PROBLEM DESCRIPTION:
Examine the material below and count the lines that hold the word "What". Report only the number.

MATERIAL FOR THIS EXERCISE:

--- Begin ---

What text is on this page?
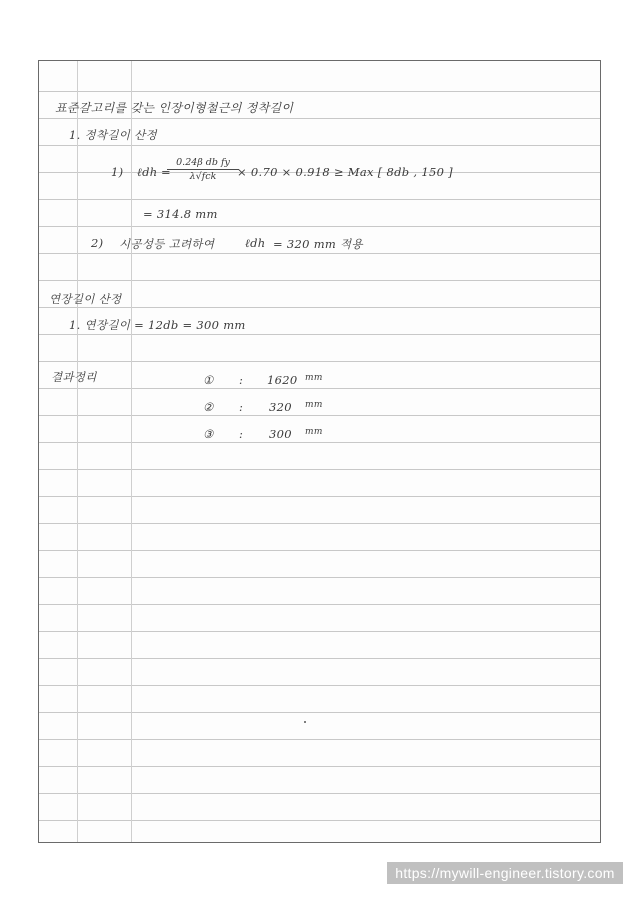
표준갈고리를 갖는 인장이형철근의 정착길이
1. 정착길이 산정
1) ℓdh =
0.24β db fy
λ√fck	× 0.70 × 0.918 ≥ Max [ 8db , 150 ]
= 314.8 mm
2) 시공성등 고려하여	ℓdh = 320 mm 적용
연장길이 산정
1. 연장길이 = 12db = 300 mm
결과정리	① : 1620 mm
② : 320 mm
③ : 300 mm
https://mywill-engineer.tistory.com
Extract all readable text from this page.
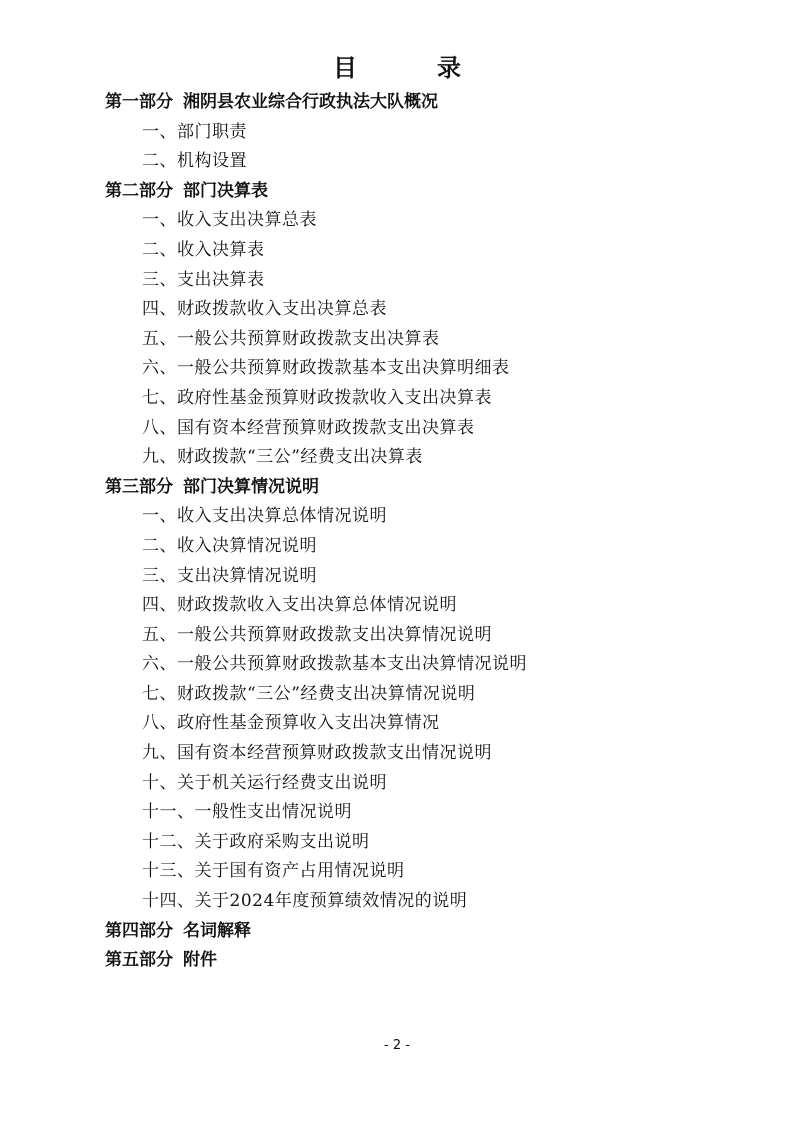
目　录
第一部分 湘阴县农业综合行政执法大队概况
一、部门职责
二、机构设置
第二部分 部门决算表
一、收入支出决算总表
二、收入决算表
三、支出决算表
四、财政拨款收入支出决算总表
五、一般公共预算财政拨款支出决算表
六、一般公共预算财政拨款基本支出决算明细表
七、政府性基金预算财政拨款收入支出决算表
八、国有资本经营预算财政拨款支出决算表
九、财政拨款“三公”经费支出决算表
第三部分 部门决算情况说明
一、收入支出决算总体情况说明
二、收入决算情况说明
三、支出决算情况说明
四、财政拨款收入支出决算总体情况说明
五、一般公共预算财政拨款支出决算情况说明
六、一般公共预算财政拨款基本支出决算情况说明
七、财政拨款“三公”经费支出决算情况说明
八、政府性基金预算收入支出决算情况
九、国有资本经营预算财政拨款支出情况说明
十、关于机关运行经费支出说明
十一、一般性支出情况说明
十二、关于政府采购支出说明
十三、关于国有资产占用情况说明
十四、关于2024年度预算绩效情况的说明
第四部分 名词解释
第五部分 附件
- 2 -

--- End ---
--- Begin ---

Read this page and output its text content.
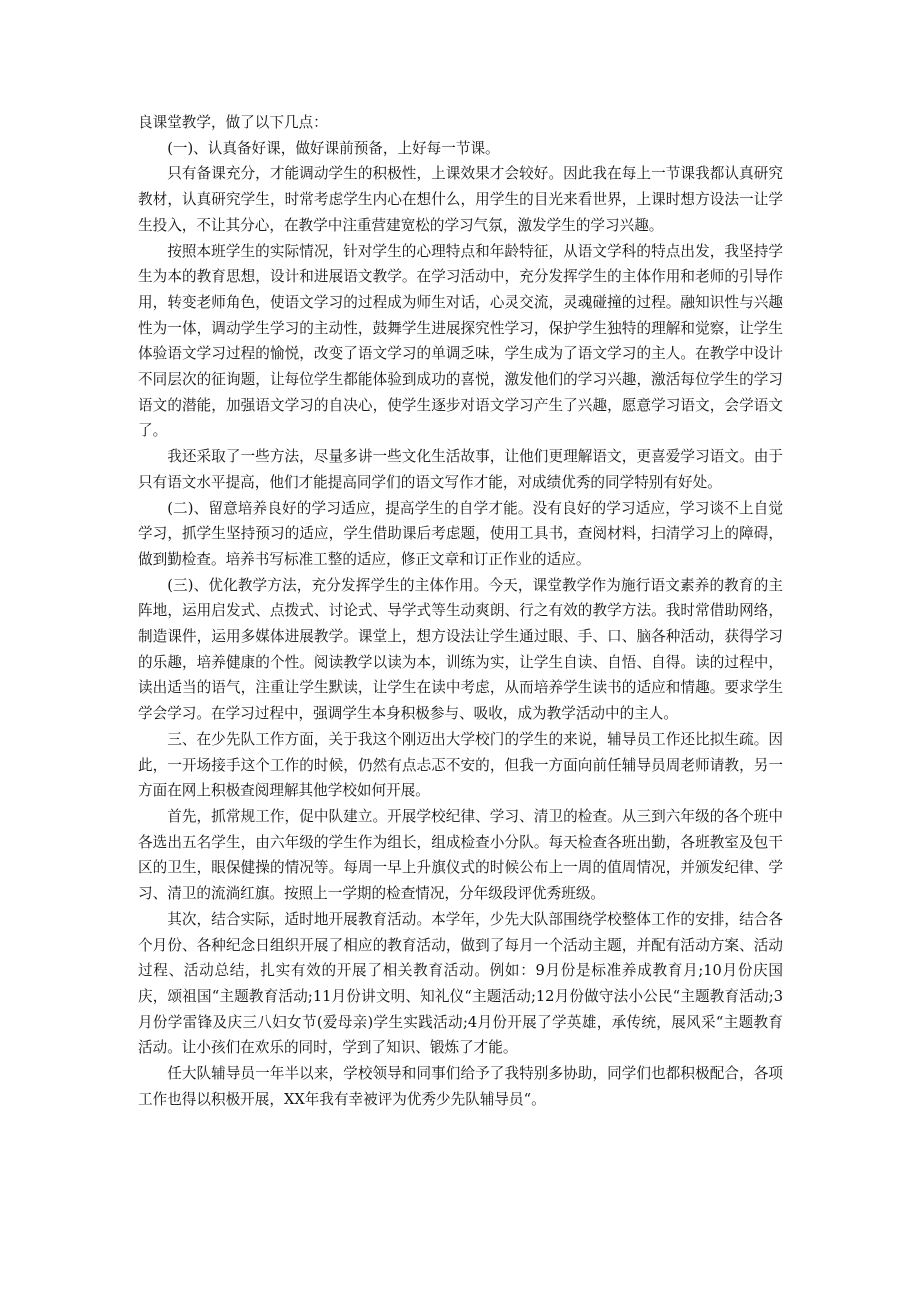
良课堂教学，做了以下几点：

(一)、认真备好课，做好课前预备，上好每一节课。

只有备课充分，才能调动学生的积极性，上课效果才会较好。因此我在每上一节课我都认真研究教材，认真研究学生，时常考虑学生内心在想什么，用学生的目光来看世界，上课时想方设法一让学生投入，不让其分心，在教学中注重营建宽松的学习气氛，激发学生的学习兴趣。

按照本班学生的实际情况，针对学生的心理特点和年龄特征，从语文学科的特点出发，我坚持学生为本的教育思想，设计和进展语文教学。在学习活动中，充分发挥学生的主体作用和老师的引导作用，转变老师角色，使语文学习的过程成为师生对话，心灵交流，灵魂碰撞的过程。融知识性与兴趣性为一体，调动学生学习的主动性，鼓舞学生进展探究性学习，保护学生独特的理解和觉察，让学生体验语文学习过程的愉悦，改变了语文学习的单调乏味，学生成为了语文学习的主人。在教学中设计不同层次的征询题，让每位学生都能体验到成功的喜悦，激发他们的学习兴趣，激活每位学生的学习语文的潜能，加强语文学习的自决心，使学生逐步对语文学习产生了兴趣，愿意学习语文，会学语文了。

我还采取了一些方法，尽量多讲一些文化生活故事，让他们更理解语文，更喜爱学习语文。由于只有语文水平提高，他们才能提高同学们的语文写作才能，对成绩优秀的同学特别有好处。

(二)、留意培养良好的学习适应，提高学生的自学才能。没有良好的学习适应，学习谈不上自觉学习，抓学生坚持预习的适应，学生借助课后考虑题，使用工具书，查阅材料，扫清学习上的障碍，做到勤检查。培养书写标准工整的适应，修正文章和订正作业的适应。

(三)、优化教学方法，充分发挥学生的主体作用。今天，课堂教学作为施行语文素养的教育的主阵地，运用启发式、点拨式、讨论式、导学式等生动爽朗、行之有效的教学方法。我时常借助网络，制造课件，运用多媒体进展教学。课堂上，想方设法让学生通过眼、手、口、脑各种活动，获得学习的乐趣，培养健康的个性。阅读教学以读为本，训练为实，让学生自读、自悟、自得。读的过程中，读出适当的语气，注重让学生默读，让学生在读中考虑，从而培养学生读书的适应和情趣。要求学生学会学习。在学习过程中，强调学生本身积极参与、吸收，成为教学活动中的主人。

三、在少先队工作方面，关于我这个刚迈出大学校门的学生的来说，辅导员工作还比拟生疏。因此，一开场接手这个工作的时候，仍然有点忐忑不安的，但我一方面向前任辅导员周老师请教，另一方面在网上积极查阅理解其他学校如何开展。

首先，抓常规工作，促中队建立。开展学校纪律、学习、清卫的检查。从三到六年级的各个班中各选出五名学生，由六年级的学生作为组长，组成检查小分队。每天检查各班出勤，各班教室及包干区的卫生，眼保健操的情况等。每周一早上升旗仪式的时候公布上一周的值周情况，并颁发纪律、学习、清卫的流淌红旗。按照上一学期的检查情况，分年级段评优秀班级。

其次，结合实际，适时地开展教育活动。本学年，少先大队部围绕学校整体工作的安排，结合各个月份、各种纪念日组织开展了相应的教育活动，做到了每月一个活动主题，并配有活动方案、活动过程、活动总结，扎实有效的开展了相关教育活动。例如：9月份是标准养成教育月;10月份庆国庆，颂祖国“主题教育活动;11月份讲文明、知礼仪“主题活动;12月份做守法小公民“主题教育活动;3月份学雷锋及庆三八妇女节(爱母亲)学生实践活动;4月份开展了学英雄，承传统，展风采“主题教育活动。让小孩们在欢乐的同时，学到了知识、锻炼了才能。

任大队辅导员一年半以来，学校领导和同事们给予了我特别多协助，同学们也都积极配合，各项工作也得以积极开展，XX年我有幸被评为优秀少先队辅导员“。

--- End ---
--- Begin ---

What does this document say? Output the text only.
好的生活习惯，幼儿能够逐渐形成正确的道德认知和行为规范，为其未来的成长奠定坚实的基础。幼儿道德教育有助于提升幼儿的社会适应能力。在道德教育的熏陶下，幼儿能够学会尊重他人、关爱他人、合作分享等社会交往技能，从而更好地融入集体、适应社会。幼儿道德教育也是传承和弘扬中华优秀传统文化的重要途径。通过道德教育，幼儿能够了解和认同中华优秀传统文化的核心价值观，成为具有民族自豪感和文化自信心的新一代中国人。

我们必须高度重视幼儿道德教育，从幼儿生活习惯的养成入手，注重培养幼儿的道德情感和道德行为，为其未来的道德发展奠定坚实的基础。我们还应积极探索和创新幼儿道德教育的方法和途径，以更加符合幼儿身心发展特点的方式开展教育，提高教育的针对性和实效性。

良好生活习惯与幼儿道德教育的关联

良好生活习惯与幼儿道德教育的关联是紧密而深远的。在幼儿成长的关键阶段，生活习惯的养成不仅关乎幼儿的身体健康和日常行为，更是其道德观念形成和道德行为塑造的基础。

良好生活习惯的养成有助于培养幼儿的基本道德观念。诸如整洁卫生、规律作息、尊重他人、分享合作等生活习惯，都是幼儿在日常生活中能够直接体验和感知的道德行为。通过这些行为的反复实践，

--- End ---

RESPONSE FOR THIS EXERCISE:
2